## Start Extracted material

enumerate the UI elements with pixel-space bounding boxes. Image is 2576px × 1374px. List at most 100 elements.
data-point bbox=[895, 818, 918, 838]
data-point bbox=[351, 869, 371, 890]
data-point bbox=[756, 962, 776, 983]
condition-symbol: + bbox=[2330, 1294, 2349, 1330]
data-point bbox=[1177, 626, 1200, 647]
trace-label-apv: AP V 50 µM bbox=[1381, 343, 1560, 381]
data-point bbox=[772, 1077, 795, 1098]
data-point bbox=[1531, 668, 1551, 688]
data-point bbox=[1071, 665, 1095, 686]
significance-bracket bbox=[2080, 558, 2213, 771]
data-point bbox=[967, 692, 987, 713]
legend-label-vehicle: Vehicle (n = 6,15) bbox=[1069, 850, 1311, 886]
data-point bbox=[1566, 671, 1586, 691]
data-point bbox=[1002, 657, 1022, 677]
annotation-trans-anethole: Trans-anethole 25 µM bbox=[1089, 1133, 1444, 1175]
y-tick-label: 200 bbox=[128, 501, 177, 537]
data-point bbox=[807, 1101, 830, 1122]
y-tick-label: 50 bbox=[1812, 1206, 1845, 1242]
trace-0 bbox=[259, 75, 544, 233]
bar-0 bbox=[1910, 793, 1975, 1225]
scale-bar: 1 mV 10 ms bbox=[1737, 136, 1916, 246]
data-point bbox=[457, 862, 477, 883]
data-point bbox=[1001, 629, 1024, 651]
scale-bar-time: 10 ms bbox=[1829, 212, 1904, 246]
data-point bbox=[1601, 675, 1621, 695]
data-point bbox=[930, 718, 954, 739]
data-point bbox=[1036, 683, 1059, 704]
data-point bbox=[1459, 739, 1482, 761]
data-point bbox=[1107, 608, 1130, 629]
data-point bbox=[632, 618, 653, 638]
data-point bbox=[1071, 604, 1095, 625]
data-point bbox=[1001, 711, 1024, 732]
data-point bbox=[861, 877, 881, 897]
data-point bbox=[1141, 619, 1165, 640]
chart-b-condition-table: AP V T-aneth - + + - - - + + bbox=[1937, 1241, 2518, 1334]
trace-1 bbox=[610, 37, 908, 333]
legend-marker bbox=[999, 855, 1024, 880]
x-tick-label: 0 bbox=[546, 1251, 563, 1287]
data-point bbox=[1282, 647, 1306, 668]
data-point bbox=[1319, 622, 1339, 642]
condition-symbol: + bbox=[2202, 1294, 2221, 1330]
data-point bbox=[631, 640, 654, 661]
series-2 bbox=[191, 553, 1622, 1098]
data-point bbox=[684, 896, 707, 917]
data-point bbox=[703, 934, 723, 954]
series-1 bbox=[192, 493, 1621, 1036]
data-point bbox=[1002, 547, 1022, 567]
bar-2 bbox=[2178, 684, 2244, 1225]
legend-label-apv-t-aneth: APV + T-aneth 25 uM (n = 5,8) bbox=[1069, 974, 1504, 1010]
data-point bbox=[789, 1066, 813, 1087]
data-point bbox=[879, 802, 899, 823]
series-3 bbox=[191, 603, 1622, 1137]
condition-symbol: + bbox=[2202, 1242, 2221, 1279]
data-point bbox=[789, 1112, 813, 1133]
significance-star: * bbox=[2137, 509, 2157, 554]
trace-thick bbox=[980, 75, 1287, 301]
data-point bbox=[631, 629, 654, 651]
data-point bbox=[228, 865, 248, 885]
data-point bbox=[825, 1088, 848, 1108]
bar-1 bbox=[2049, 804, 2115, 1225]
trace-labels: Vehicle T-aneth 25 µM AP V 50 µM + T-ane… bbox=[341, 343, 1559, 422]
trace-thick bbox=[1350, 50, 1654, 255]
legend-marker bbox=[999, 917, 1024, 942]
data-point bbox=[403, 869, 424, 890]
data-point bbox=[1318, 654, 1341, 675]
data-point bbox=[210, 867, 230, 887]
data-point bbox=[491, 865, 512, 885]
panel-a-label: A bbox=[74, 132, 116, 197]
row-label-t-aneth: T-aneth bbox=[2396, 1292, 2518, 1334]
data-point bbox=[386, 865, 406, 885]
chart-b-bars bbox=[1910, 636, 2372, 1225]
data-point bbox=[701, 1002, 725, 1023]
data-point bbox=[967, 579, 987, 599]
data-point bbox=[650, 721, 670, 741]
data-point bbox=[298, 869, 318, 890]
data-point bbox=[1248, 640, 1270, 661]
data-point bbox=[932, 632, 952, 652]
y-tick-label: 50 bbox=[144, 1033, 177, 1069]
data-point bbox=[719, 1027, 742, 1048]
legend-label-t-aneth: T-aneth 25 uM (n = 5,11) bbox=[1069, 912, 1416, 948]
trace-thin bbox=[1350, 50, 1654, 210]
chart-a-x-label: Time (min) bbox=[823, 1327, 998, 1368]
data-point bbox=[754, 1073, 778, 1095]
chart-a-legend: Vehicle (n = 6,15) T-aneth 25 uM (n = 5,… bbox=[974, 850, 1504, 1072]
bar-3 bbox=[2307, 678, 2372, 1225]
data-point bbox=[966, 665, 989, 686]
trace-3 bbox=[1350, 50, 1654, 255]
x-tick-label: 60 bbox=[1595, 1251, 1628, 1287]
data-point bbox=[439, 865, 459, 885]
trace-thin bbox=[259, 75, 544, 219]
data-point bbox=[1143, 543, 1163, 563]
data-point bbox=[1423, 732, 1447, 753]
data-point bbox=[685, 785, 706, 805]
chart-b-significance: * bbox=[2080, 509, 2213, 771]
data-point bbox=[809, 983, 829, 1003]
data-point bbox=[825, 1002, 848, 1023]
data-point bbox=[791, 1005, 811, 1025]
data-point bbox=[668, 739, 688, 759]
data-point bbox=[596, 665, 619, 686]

## End Extracted material

## Requirements
List every line in the data above that contains the string "legend". Case must match.

## Solution to this task
legend-label-vehicle: Vehicle (n = 6,15) bbox=[1069, 850, 1311, 886]
legend-marker bbox=[999, 855, 1024, 880]
legend-label-apv-t-aneth: APV + T-aneth 25 uM (n = 5,8) bbox=[1069, 974, 1504, 1010]
legend-marker bbox=[999, 917, 1024, 942]
legend-label-t-aneth: T-aneth 25 uM (n = 5,11) bbox=[1069, 912, 1416, 948]
chart-a-legend: Vehicle (n = 6,15) T-aneth 25 uM (n = 5,… bbox=[974, 850, 1504, 1072]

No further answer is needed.